━━ DATASET RECORDS

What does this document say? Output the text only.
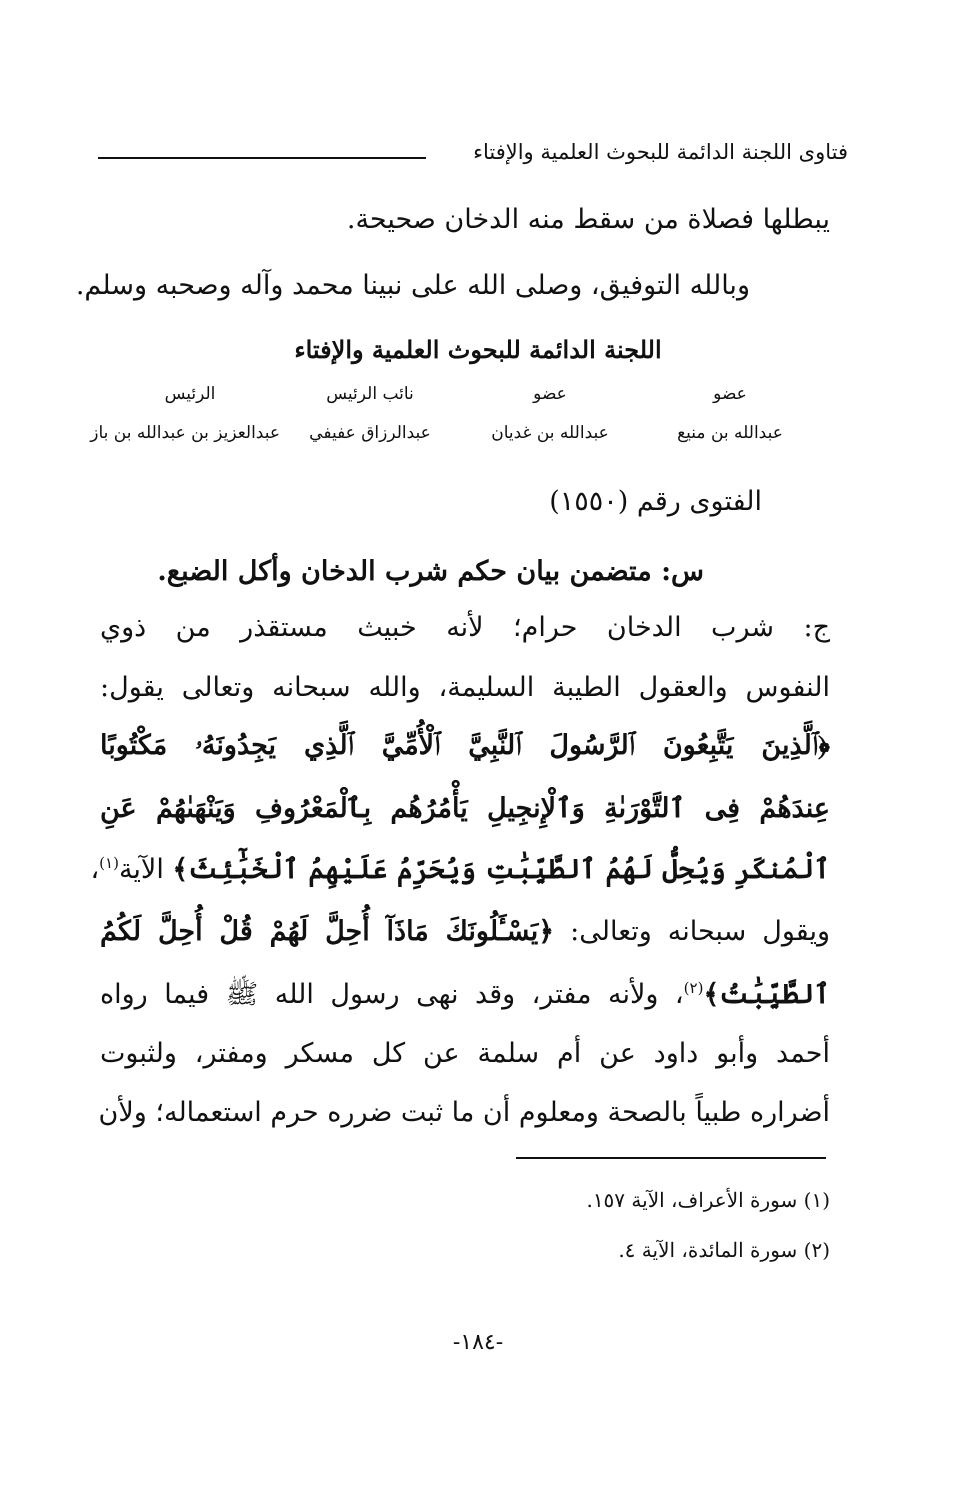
فتاوى اللجنة الدائمة للبحوث العلمية والإفتاء
يبطلها فصلاة من سقط منه الدخان صحيحة.
وبالله التوفيق، وصلى الله على نبينا محمد وآله وصحبه وسلم.
اللجنة الدائمة للبحوث العلمية والإفتاء
عضو
عضو
نائب الرئيس
الرئيس
عبدالله بن منيع
عبدالله بن غديان
عبدالرزاق عفيفي
عبدالعزيز بن عبدالله بن باز
الفتوى رقم (١٥٥٠)
س: متضمن بيان حكم شرب الدخان وأكل الضبع.
ج: شرب الدخان حرام؛ لأنه خبيث مستقذر من ذوي
النفوس والعقول الطيبة السليمة، والله سبحانه وتعالى يقول:
﴿ٱلَّذِينَ يَتَّبِعُونَ ٱلرَّسُولَ ٱلنَّبِيَّ ٱلْأُمِّيَّ ٱلَّذِي يَجِدُونَهُۥ مَكْتُوبًا
عِندَهُمْ فِى ٱلتَّوْرَىٰةِ وَٱلْإِنجِيلِ يَأْمُرُهُم بِٱلْمَعْرُوفِ وَيَنْهَىٰهُمْ عَنِ
ٱلْمُنكَرِ وَيُحِلُّ لَهُمُ ٱلطَّيِّبَٰتِ وَيُحَرِّمُ عَلَيْهِمُ ٱلْخَبَٰٓئِثَ﴾ الآية$^{(١)}$،
ويقول سبحانه وتعالى: ﴿يَسْـَٔلُونَكَ مَاذَآ أُحِلَّ لَهُمْ قُلْ أُحِلَّ لَكُمُ
ٱلطَّيِّبَٰتُ﴾$^{(٢)}$، ولأنه مفتر، وقد نهى رسول الله ﷺ فيما رواه
أحمد وأبو داود عن أم سلمة عن كل مسكر ومفتر، ولثبوت
أضراره طبياً بالصحة ومعلوم أن ما ثبت ضرره حرم استعماله؛ ولأن
(١) سورة الأعراف، الآية ١٥٧.
(٢) سورة المائدة، الآية ٤.
-١٨٤-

━━━━

REQUIREMENTS →
Repeat the material above in full and exactly, omitting the pictures.

SOLUTION TO THIS TASK →
What does this document say? Output the text only.
فتاوى اللجنة الدائمة للبحوث العلمية والإفتاء
يبطلها فصلاة من سقط منه الدخان صحيحة.
وبالله التوفيق، وصلى الله على نبينا محمد وآله وصحبه وسلم.
اللجنة الدائمة للبحوث العلمية والإفتاء
عضو
عضو
نائب الرئيس
الرئيس
عبدالله بن منيع
عبدالله بن غديان
عبدالرزاق عفيفي
عبدالعزيز بن عبدالله بن باز
الفتوى رقم (١٥٥٠)
س: متضمن بيان حكم شرب الدخان وأكل الضبع.
ج: شرب الدخان حرام؛ لأنه خبيث مستقذر من ذوي
النفوس والعقول الطيبة السليمة، والله سبحانه وتعالى يقول:
﴿ٱلَّذِينَ يَتَّبِعُونَ ٱلرَّسُولَ ٱلنَّبِيَّ ٱلْأُمِّيَّ ٱلَّذِي يَجِدُونَهُۥ مَكْتُوبًا
عِندَهُمْ فِى ٱلتَّوْرَىٰةِ وَٱلْإِنجِيلِ يَأْمُرُهُم بِٱلْمَعْرُوفِ وَيَنْهَىٰهُمْ عَنِ
ٱلْمُنكَرِ وَيُحِلُّ لَهُمُ ٱلطَّيِّبَٰتِ وَيُحَرِّمُ عَلَيْهِمُ ٱلْخَبَٰٓئِثَ﴾ الآية$^{(١)}$،
ويقول سبحانه وتعالى: ﴿يَسْـَٔلُونَكَ مَاذَآ أُحِلَّ لَهُمْ قُلْ أُحِلَّ لَكُمُ
ٱلطَّيِّبَٰتُ﴾$^{(٢)}$، ولأنه مفتر، وقد نهى رسول الله ﷺ فيما رواه
أحمد وأبو داود عن أم سلمة عن كل مسكر ومفتر، ولثبوت
أضراره طبياً بالصحة ومعلوم أن ما ثبت ضرره حرم استعماله؛ ولأن
(١) سورة الأعراف، الآية ١٥٧.
(٢) سورة المائدة، الآية ٤.
-١٨٤-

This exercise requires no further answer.